→ **Stated exercise**: The entries below are to be written out again without alteration.

Dataset items
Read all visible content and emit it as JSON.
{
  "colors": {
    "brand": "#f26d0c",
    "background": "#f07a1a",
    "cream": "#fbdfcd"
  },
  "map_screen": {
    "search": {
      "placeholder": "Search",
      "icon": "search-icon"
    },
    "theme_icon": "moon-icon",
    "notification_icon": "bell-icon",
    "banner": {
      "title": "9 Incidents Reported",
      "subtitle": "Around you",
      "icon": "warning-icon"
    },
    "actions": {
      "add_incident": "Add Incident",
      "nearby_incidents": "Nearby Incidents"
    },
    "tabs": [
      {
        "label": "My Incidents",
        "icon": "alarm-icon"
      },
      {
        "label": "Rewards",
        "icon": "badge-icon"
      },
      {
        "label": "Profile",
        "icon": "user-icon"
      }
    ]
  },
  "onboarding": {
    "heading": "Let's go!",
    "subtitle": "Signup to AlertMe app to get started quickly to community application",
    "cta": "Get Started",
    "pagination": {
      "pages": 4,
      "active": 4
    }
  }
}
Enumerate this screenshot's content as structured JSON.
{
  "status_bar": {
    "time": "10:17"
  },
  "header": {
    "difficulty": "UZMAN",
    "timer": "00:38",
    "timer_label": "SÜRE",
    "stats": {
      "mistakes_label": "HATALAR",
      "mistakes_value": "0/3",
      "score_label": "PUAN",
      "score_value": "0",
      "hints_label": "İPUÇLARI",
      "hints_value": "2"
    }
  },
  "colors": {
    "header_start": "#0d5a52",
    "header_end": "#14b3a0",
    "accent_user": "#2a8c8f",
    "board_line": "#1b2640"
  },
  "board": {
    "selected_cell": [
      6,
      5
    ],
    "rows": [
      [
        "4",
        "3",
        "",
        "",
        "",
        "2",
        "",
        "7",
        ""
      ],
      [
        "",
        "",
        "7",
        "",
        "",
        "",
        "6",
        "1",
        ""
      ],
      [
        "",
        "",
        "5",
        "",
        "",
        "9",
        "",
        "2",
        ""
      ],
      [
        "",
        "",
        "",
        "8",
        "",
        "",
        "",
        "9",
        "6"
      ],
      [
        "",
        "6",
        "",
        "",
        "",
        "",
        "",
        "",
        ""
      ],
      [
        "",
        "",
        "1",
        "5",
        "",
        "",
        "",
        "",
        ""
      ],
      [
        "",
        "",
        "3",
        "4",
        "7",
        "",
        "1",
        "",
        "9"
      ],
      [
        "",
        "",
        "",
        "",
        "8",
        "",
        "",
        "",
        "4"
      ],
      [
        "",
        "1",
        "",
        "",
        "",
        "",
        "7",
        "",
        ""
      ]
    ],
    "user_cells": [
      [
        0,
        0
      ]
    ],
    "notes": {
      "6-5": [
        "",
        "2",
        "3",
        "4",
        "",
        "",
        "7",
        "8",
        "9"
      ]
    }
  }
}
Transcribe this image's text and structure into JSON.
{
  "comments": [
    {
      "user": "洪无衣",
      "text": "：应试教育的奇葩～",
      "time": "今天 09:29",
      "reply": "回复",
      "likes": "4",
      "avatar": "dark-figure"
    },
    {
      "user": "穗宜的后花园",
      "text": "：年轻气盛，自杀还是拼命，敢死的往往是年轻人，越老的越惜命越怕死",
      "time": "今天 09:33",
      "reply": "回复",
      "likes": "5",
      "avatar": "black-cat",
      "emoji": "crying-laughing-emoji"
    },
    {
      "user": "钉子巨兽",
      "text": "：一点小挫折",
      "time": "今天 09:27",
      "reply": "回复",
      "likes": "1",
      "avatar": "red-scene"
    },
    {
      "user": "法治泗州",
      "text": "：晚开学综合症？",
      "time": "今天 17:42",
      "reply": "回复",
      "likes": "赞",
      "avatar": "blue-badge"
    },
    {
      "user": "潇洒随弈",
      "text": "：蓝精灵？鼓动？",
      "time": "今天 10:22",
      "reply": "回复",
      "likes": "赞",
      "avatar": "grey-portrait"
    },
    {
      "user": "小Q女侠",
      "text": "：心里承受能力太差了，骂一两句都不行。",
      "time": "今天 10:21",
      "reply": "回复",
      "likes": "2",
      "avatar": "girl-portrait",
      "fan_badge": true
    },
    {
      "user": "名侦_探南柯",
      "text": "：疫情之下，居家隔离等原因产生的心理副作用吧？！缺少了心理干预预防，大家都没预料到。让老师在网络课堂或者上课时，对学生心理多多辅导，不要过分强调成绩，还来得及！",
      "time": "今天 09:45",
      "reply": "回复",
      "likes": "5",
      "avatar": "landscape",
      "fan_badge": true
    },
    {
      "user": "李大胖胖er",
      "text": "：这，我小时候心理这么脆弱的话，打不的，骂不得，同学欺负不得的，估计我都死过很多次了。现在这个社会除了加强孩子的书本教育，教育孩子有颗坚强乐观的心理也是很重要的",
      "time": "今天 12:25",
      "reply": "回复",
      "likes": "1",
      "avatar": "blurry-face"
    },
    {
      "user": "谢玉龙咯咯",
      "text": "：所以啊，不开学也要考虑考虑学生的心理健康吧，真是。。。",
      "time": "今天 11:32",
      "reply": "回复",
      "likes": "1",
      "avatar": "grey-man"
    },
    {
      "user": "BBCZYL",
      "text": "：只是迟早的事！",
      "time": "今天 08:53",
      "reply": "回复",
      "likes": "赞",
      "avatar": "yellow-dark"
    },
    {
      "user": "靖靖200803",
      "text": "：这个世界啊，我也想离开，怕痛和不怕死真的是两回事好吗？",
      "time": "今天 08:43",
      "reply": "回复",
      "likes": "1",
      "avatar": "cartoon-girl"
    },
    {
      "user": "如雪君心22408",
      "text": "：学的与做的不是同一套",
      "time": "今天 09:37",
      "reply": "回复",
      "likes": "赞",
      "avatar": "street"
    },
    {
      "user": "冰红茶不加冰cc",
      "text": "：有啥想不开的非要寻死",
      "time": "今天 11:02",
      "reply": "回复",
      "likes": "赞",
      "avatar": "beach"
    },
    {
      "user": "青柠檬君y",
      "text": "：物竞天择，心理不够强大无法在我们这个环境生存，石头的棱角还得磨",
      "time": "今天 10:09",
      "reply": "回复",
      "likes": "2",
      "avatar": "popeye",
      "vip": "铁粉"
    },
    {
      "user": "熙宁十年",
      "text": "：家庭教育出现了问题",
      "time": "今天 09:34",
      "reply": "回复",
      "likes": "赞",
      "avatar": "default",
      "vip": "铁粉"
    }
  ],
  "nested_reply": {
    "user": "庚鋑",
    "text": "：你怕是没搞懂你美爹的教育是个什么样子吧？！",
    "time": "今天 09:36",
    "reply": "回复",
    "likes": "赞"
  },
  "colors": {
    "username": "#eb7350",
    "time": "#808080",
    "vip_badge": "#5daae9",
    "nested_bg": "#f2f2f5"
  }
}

→ **In response**:
Read all visible content and emit it as JSON.
{
  "colors": {
    "brand": "#f26d0c",
    "background": "#f07a1a",
    "cream": "#fbdfcd"
  },
  "map_screen": {
    "search": {
      "placeholder": "Search",
      "icon": "search-icon"
    },
    "theme_icon": "moon-icon",
    "notification_icon": "bell-icon",
    "banner": {
      "title": "9 Incidents Reported",
      "subtitle": "Around you",
      "icon": "warning-icon"
    },
    "actions": {
      "add_incident": "Add Incident",
      "nearby_incidents": "Nearby Incidents"
    },
    "tabs": [
      {
        "label": "My Incidents",
        "icon": "alarm-icon"
      },
      {
        "label": "Rewards",
        "icon": "badge-icon"
      },
      {
        "label": "Profile",
        "icon": "user-icon"
      }
    ]
  },
  "onboarding": {
    "heading": "Let's go!",
    "subtitle": "Signup to AlertMe app to get started quickly to community application",
    "cta": "Get Started",
    "pagination": {
      "pages": 4,
      "active": 4
    }
  }
}
Enumerate this screenshot's content as structured JSON.
{
  "status_bar": {
    "time": "10:17"
  },
  "header": {
    "difficulty": "UZMAN",
    "timer": "00:38",
    "timer_label": "SÜRE",
    "stats": {
      "mistakes_label": "HATALAR",
      "mistakes_value": "0/3",
      "score_label": "PUAN",
      "score_value": "0",
      "hints_label": "İPUÇLARI",
      "hints_value": "2"
    }
  },
  "colors": {
    "header_start": "#0d5a52",
    "header_end": "#14b3a0",
    "accent_user": "#2a8c8f",
    "board_line": "#1b2640"
  },
  "board": {
    "selected_cell": [
      6,
      5
    ],
    "rows": [
      [
        "4",
        "3",
        "",
        "",
        "",
        "2",
        "",
        "7",
        ""
      ],
      [
        "",
        "",
        "7",
        "",
        "",
        "",
        "6",
        "1",
        ""
      ],
      [
        "",
        "",
        "5",
        "",
        "",
        "9",
        "",
        "2",
        ""
      ],
      [
        "",
        "",
        "",
        "8",
        "",
        "",
        "",
        "9",
        "6"
      ],
      [
        "",
        "6",
        "",
        "",
        "",
        "",
        "",
        "",
        ""
      ],
      [
        "",
        "",
        "1",
        "5",
        "",
        "",
        "",
        "",
        ""
      ],
      [
        "",
        "",
        "3",
        "4",
        "7",
        "",
        "1",
        "",
        "9"
      ],
      [
        "",
        "",
        "",
        "",
        "8",
        "",
        "",
        "",
        "4"
      ],
      [
        "",
        "1",
        "",
        "",
        "",
        "",
        "7",
        "",
        ""
      ]
    ],
    "user_cells": [
      [
        0,
        0
      ]
    ],
    "notes": {
      "6-5": [
        "",
        "2",
        "3",
        "4",
        "",
        "",
        "7",
        "8",
        "9"
      ]
    }
  }
}
Transcribe this image's text and structure into JSON.
{
  "comments": [
    {
      "user": "洪无衣",
      "text": "：应试教育的奇葩～",
      "time": "今天 09:29",
      "reply": "回复",
      "likes": "4",
      "avatar": "dark-figure"
    },
    {
      "user": "穗宜的后花园",
      "text": "：年轻气盛，自杀还是拼命，敢死的往往是年轻人，越老的越惜命越怕死",
      "time": "今天 09:33",
      "reply": "回复",
      "likes": "5",
      "avatar": "black-cat",
      "emoji": "crying-laughing-emoji"
    },
    {
      "user": "钉子巨兽",
      "text": "：一点小挫折",
      "time": "今天 09:27",
      "reply": "回复",
      "likes": "1",
      "avatar": "red-scene"
    },
    {
      "user": "法治泗州",
      "text": "：晚开学综合症？",
      "time": "今天 17:42",
      "reply": "回复",
      "likes": "赞",
      "avatar": "blue-badge"
    },
    {
      "user": "潇洒随弈",
      "text": "：蓝精灵？鼓动？",
      "time": "今天 10:22",
      "reply": "回复",
      "likes": "赞",
      "avatar": "grey-portrait"
    },
    {
      "user": "小Q女侠",
      "text": "：心里承受能力太差了，骂一两句都不行。",
      "time": "今天 10:21",
      "reply": "回复",
      "likes": "2",
      "avatar": "girl-portrait",
      "fan_badge": true
    },
    {
      "user": "名侦_探南柯",
      "text": "：疫情之下，居家隔离等原因产生的心理副作用吧？！缺少了心理干预预防，大家都没预料到。让老师在网络课堂或者上课时，对学生心理多多辅导，不要过分强调成绩，还来得及！",
      "time": "今天 09:45",
      "reply": "回复",
      "likes": "5",
      "avatar": "landscape",
      "fan_badge": true
    },
    {
      "user": "李大胖胖er",
      "text": "：这，我小时候心理这么脆弱的话，打不的，骂不得，同学欺负不得的，估计我都死过很多次了。现在这个社会除了加强孩子的书本教育，教育孩子有颗坚强乐观的心理也是很重要的",
      "time": "今天 12:25",
      "reply": "回复",
      "likes": "1",
      "avatar": "blurry-face"
    },
    {
      "user": "谢玉龙咯咯",
      "text": "：所以啊，不开学也要考虑考虑学生的心理健康吧，真是。。。",
      "time": "今天 11:32",
      "reply": "回复",
      "likes": "1",
      "avatar": "grey-man"
    },
    {
      "user": "BBCZYL",
      "text": "：只是迟早的事！",
      "time": "今天 08:53",
      "reply": "回复",
      "likes": "赞",
      "avatar": "yellow-dark"
    },
    {
      "user": "靖靖200803",
      "text": "：这个世界啊，我也想离开，怕痛和不怕死真的是两回事好吗？",
      "time": "今天 08:43",
      "reply": "回复",
      "likes": "1",
      "avatar": "cartoon-girl"
    },
    {
      "user": "如雪君心22408",
      "text": "：学的与做的不是同一套",
      "time": "今天 09:37",
      "reply": "回复",
      "likes": "赞",
      "avatar": "street"
    },
    {
      "user": "冰红茶不加冰cc",
      "text": "：有啥想不开的非要寻死",
      "time": "今天 11:02",
      "reply": "回复",
      "likes": "赞",
      "avatar": "beach"
    },
    {
      "user": "青柠檬君y",
      "text": "：物竞天择，心理不够强大无法在我们这个环境生存，石头的棱角还得磨",
      "time": "今天 10:09",
      "reply": "回复",
      "likes": "2",
      "avatar": "popeye",
      "vip": "铁粉"
    },
    {
      "user": "熙宁十年",
      "text": "：家庭教育出现了问题",
      "time": "今天 09:34",
      "reply": "回复",
      "likes": "赞",
      "avatar": "default",
      "vip": "铁粉"
    }
  ],
  "nested_reply": {
    "user": "庚鋑",
    "text": "：你怕是没搞懂你美爹的教育是个什么样子吧？！",
    "time": "今天 09:36",
    "reply": "回复",
    "likes": "赞"
  },
  "colors": {
    "username": "#eb7350",
    "time": "#808080",
    "vip_badge": "#5daae9",
    "nested_bg": "#f2f2f5"
  }
}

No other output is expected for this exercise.